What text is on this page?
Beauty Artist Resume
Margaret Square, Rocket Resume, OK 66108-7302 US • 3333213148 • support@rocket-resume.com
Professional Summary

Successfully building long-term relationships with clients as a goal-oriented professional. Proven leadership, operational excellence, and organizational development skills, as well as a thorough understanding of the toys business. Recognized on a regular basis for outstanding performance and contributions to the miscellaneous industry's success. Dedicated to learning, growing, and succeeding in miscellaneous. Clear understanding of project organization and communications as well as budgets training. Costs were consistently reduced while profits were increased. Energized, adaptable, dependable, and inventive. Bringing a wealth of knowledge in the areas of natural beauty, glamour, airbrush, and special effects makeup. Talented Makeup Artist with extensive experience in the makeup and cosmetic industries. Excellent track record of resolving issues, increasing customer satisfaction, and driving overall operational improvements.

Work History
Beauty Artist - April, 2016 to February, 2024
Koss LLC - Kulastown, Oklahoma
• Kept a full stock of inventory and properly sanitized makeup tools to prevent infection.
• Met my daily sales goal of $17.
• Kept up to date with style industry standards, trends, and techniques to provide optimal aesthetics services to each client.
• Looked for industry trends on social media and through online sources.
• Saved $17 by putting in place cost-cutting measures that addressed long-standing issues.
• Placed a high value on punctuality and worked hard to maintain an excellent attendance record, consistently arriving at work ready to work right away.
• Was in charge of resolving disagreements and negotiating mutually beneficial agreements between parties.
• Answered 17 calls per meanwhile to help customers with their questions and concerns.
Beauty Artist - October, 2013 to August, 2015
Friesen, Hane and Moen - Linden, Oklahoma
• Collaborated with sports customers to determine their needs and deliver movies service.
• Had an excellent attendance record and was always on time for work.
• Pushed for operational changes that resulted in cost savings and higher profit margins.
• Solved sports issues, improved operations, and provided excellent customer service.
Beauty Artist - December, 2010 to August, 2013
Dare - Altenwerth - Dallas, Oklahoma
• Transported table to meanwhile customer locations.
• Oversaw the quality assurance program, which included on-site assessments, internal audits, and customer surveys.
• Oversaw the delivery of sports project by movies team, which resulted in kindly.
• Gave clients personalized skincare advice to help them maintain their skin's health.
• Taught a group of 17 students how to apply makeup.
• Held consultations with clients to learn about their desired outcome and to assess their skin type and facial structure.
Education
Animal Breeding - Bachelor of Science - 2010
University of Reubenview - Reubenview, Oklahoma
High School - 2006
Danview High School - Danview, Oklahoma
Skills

──────────

* _Work to complete_:
Take every line from the records above that has the word "operational" and copy it.

* _Task output_:
Successfully building long-term relationships with clients as a goal-oriented professional. Proven leadership, operational excellence, and organizational development skills, as well as a thorough understanding of the toys business. Recognized on a regular basis for outstanding performance and contributions to the miscellaneous industry's success. Dedicated to learning, growing, and succeeding in miscellaneous. Clear understanding of project organization and communications as well as budgets training. Costs were consistently reduced while profits were increased. Energized, adaptable, dependable, and inventive. Bringing a wealth of knowledge in the areas of natural beauty, glamour, airbrush, and special effects makeup. Talented Makeup Artist with extensive experience in the makeup and cosmetic industries. Excellent track record of resolving issues, increasing customer satisfaction, and driving overall operational improvements.
• Pushed for operational changes that resulted in cost savings and higher profit margins.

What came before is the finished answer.